--- Start of LISTING ---

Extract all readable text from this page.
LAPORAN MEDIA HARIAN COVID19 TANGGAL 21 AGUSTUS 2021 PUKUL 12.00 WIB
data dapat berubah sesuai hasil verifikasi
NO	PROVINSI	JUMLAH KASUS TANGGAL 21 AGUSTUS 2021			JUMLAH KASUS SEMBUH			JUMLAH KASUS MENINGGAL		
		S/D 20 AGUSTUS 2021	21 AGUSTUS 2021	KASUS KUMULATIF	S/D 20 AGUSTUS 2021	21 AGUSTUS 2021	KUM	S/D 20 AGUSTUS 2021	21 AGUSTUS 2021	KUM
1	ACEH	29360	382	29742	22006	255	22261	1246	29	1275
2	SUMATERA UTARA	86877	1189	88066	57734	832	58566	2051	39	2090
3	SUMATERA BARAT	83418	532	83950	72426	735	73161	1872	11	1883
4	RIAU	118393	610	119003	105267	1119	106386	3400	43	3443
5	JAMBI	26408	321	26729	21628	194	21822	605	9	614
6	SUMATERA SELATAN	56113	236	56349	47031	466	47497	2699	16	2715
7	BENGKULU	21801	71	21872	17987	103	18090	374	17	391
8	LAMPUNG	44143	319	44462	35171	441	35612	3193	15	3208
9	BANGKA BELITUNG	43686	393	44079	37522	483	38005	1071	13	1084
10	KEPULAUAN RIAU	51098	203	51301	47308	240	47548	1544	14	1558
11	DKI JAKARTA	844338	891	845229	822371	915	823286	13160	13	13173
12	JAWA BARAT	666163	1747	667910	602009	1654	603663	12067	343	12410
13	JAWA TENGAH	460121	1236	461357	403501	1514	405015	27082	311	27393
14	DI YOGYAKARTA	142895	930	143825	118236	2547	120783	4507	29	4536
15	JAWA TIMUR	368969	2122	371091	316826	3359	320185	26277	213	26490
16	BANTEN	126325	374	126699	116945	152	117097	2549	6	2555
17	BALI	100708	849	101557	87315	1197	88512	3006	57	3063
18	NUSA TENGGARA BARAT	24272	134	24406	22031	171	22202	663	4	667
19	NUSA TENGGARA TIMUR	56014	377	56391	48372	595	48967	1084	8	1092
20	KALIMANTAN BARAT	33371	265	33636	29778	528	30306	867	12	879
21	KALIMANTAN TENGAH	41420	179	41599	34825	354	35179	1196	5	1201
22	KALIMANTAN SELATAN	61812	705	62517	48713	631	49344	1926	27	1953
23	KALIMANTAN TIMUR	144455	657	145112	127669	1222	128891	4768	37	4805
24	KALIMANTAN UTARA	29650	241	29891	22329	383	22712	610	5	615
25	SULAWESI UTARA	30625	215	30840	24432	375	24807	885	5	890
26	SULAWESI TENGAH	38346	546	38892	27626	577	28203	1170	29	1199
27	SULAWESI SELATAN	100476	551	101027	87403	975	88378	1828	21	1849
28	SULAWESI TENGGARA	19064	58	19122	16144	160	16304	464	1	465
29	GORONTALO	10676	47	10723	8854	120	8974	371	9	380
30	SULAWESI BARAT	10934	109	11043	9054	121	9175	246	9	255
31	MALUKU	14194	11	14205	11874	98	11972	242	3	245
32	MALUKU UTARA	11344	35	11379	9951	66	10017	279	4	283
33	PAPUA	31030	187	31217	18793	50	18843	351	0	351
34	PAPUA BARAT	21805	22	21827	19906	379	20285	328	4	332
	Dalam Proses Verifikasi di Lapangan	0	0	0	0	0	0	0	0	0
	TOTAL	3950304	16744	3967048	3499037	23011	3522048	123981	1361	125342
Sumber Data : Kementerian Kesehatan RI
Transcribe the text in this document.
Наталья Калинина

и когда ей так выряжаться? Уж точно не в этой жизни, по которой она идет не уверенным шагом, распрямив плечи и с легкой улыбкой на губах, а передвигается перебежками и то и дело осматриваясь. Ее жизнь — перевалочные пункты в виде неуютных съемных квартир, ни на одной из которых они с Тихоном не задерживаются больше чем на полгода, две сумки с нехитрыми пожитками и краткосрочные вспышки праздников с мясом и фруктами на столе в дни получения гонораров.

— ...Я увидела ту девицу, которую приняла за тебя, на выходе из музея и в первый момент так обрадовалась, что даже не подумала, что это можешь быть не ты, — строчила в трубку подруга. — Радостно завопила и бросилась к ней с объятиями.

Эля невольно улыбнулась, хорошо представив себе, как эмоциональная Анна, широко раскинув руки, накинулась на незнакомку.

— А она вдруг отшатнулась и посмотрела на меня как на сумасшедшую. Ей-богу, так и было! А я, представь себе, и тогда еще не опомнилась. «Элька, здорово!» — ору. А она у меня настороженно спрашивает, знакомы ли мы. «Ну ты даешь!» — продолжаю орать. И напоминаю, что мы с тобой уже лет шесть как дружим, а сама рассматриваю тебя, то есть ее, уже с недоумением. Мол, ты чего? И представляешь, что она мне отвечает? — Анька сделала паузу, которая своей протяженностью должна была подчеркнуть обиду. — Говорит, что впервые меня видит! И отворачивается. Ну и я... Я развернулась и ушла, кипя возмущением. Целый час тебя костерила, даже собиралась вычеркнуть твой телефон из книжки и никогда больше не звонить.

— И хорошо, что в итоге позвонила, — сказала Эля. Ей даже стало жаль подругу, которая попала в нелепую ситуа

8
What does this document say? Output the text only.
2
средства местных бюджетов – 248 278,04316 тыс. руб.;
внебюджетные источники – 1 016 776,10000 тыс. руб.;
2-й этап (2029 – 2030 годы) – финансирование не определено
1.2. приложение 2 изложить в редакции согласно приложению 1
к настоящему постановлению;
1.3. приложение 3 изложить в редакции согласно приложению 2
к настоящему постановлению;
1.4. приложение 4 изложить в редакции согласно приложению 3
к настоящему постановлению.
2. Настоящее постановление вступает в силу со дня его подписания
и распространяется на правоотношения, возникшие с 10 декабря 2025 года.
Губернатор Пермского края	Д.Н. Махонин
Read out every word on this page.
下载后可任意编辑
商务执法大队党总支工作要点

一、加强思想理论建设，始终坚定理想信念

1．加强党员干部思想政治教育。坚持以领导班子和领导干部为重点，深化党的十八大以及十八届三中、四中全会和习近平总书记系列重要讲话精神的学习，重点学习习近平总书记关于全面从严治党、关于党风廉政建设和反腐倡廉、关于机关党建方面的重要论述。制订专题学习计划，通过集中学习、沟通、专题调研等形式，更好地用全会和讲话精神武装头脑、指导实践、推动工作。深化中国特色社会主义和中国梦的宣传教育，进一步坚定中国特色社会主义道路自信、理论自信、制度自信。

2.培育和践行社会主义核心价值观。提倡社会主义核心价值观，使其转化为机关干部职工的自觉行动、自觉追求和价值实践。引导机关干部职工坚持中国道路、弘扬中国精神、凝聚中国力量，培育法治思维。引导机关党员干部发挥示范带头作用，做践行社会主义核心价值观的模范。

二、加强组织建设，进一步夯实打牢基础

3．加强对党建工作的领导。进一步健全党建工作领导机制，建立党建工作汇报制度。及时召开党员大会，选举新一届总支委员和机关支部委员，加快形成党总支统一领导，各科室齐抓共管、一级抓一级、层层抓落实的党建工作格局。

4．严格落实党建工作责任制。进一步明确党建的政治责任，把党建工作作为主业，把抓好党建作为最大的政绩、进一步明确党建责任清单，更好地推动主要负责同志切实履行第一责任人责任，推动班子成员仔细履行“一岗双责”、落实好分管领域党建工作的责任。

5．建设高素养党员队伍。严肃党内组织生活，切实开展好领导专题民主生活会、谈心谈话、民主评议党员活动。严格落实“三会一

--- End of LISTING ---

> _PROBLEM DETAILS_:
Reproduce the records above exactly.

> _WORKED SOLUTION_:
Extract all readable text from this page.
LAPORAN MEDIA HARIAN COVID19 TANGGAL 21 AGUSTUS 2021 PUKUL 12.00 WIB
data dapat berubah sesuai hasil verifikasi
NO	PROVINSI	JUMLAH KASUS TANGGAL 21 AGUSTUS 2021			JUMLAH KASUS SEMBUH			JUMLAH KASUS MENINGGAL		
		S/D 20 AGUSTUS 2021	21 AGUSTUS 2021	KASUS KUMULATIF	S/D 20 AGUSTUS 2021	21 AGUSTUS 2021	KUM	S/D 20 AGUSTUS 2021	21 AGUSTUS 2021	KUM
1	ACEH	29360	382	29742	22006	255	22261	1246	29	1275
2	SUMATERA UTARA	86877	1189	88066	57734	832	58566	2051	39	2090
3	SUMATERA BARAT	83418	532	83950	72426	735	73161	1872	11	1883
4	RIAU	118393	610	119003	105267	1119	106386	3400	43	3443
5	JAMBI	26408	321	26729	21628	194	21822	605	9	614
6	SUMATERA SELATAN	56113	236	56349	47031	466	47497	2699	16	2715
7	BENGKULU	21801	71	21872	17987	103	18090	374	17	391
8	LAMPUNG	44143	319	44462	35171	441	35612	3193	15	3208
9	BANGKA BELITUNG	43686	393	44079	37522	483	38005	1071	13	1084
10	KEPULAUAN RIAU	51098	203	51301	47308	240	47548	1544	14	1558
11	DKI JAKARTA	844338	891	845229	822371	915	823286	13160	13	13173
12	JAWA BARAT	666163	1747	667910	602009	1654	603663	12067	343	12410
13	JAWA TENGAH	460121	1236	461357	403501	1514	405015	27082	311	27393
14	DI YOGYAKARTA	142895	930	143825	118236	2547	120783	4507	29	4536
15	JAWA TIMUR	368969	2122	371091	316826	3359	320185	26277	213	26490
16	BANTEN	126325	374	126699	116945	152	117097	2549	6	2555
17	BALI	100708	849	101557	87315	1197	88512	3006	57	3063
18	NUSA TENGGARA BARAT	24272	134	24406	22031	171	22202	663	4	667
19	NUSA TENGGARA TIMUR	56014	377	56391	48372	595	48967	1084	8	1092
20	KALIMANTAN BARAT	33371	265	33636	29778	528	30306	867	12	879
21	KALIMANTAN TENGAH	41420	179	41599	34825	354	35179	1196	5	1201
22	KALIMANTAN SELATAN	61812	705	62517	48713	631	49344	1926	27	1953
23	KALIMANTAN TIMUR	144455	657	145112	127669	1222	128891	4768	37	4805
24	KALIMANTAN UTARA	29650	241	29891	22329	383	22712	610	5	615
25	SULAWESI UTARA	30625	215	30840	24432	375	24807	885	5	890
26	SULAWESI TENGAH	38346	546	38892	27626	577	28203	1170	29	1199
27	SULAWESI SELATAN	100476	551	101027	87403	975	88378	1828	21	1849
28	SULAWESI TENGGARA	19064	58	19122	16144	160	16304	464	1	465
29	GORONTALO	10676	47	10723	8854	120	8974	371	9	380
30	SULAWESI BARAT	10934	109	11043	9054	121	9175	246	9	255
31	MALUKU	14194	11	14205	11874	98	11972	242	3	245
32	MALUKU UTARA	11344	35	11379	9951	66	10017	279	4	283
33	PAPUA	31030	187	31217	18793	50	18843	351	0	351
34	PAPUA BARAT	21805	22	21827	19906	379	20285	328	4	332
	Dalam Proses Verifikasi di Lapangan	0	0	0	0	0	0	0	0	0
	TOTAL	3950304	16744	3967048	3499037	23011	3522048	123981	1361	125342
Sumber Data : Kementerian Kesehatan RI
Transcribe the text in this document.
Наталья Калинина

и когда ей так выряжаться? Уж точно не в этой жизни, по которой она идет не уверенным шагом, распрямив плечи и с легкой улыбкой на губах, а передвигается перебежками и то и дело осматриваясь. Ее жизнь — перевалочные пункты в виде неуютных съемных квартир, ни на одной из которых они с Тихоном не задерживаются больше чем на полгода, две сумки с нехитрыми пожитками и краткосрочные вспышки праздников с мясом и фруктами на столе в дни получения гонораров.

— ...Я увидела ту девицу, которую приняла за тебя, на выходе из музея и в первый момент так обрадовалась, что даже не подумала, что это можешь быть не ты, — строчила в трубку подруга. — Радостно завопила и бросилась к ней с объятиями.

Эля невольно улыбнулась, хорошо представив себе, как эмоциональная Анна, широко раскинув руки, накинулась на незнакомку.

— А она вдруг отшатнулась и посмотрела на меня как на сумасшедшую. Ей-богу, так и было! А я, представь себе, и тогда еще не опомнилась. «Элька, здорово!» — ору. А она у меня настороженно спрашивает, знакомы ли мы. «Ну ты даешь!» — продолжаю орать. И напоминаю, что мы с тобой уже лет шесть как дружим, а сама рассматриваю тебя, то есть ее, уже с недоумением. Мол, ты чего? И представляешь, что она мне отвечает? — Анька сделала паузу, которая своей протяженностью должна была подчеркнуть обиду. — Говорит, что впервые меня видит! И отворачивается. Ну и я... Я развернулась и ушла, кипя возмущением. Целый час тебя костерила, даже собиралась вычеркнуть твой телефон из книжки и никогда больше не звонить.

— И хорошо, что в итоге позвонила, — сказала Эля. Ей даже стало жаль подругу, которая попала в нелепую ситуа

8
What does this document say? Output the text only.
2
средства местных бюджетов – 248 278,04316 тыс. руб.;
внебюджетные источники – 1 016 776,10000 тыс. руб.;
2-й этап (2029 – 2030 годы) – финансирование не определено
1.2. приложение 2 изложить в редакции согласно приложению 1
к настоящему постановлению;
1.3. приложение 3 изложить в редакции согласно приложению 2
к настоящему постановлению;
1.4. приложение 4 изложить в редакции согласно приложению 3
к настоящему постановлению.
2. Настоящее постановление вступает в силу со дня его подписания
и распространяется на правоотношения, возникшие с 10 декабря 2025 года.
Губернатор Пермского края	Д.Н. Махонин
Read out every word on this page.
下载后可任意编辑
商务执法大队党总支工作要点

一、加强思想理论建设，始终坚定理想信念

1．加强党员干部思想政治教育。坚持以领导班子和领导干部为重点，深化党的十八大以及十八届三中、四中全会和习近平总书记系列重要讲话精神的学习，重点学习习近平总书记关于全面从严治党、关于党风廉政建设和反腐倡廉、关于机关党建方面的重要论述。制订专题学习计划，通过集中学习、沟通、专题调研等形式，更好地用全会和讲话精神武装头脑、指导实践、推动工作。深化中国特色社会主义和中国梦的宣传教育，进一步坚定中国特色社会主义道路自信、理论自信、制度自信。

2.培育和践行社会主义核心价值观。提倡社会主义核心价值观，使其转化为机关干部职工的自觉行动、自觉追求和价值实践。引导机关干部职工坚持中国道路、弘扬中国精神、凝聚中国力量，培育法治思维。引导机关党员干部发挥示范带头作用，做践行社会主义核心价值观的模范。

二、加强组织建设，进一步夯实打牢基础

3．加强对党建工作的领导。进一步健全党建工作领导机制，建立党建工作汇报制度。及时召开党员大会，选举新一届总支委员和机关支部委员，加快形成党总支统一领导，各科室齐抓共管、一级抓一级、层层抓落实的党建工作格局。

4．严格落实党建工作责任制。进一步明确党建的政治责任，把党建工作作为主业，把抓好党建作为最大的政绩、进一步明确党建责任清单，更好地推动主要负责同志切实履行第一责任人责任，推动班子成员仔细履行“一岗双责”、落实好分管领域党建工作的责任。

5．建设高素养党员队伍。严肃党内组织生活，切实开展好领导专题民主生活会、谈心谈话、民主评议党员活动。严格落实“三会一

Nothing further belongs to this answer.